** Problem statement **
Gather every line below where "натурного" appears.

** Input records **

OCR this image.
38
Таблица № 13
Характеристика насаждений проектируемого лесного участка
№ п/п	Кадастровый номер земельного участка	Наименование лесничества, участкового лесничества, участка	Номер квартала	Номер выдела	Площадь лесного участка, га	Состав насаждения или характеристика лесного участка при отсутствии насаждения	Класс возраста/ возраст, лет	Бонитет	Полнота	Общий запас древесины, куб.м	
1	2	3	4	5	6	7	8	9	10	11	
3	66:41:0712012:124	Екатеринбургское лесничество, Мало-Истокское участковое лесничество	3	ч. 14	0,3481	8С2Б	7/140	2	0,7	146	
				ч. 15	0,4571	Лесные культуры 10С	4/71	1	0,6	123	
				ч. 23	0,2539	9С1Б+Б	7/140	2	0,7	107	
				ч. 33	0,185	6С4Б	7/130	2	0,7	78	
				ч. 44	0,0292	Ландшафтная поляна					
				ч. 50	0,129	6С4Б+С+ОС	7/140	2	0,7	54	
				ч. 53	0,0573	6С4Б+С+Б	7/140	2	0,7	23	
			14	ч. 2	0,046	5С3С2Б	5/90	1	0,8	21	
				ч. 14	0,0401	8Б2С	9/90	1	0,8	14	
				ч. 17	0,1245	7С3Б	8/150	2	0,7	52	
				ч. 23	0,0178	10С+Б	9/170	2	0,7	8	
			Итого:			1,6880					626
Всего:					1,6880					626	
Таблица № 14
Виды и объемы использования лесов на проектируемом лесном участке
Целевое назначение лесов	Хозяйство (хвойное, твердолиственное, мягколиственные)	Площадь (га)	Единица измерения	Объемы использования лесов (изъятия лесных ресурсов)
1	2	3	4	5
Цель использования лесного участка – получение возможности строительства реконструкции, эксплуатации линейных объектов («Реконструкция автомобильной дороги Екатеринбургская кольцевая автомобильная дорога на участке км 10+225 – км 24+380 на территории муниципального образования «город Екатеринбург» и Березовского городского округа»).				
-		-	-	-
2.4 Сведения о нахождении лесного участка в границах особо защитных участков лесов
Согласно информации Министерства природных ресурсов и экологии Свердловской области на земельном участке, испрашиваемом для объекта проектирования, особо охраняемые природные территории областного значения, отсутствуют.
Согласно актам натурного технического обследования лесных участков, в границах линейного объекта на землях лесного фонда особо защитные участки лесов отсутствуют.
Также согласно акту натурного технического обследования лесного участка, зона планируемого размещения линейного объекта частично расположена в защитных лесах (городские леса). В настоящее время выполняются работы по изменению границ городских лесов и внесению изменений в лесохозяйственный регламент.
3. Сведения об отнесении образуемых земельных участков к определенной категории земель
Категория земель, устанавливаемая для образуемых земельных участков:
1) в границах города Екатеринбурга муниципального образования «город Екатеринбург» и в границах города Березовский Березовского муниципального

** Written solution **
Согласно актам натурного технического обследования лесных участков, в границах линейного объекта на землях лесного фонда особо защитные участки лесов отсутствуют.
Также согласно акту натурного технического обследования лесного участка, зона планируемого размещения линейного объекта частично расположена в защитных лесах (городские леса). В настоящее время выполняются работы по изменению границ городских лесов и внесению изменений в лесохозяйственный регламент.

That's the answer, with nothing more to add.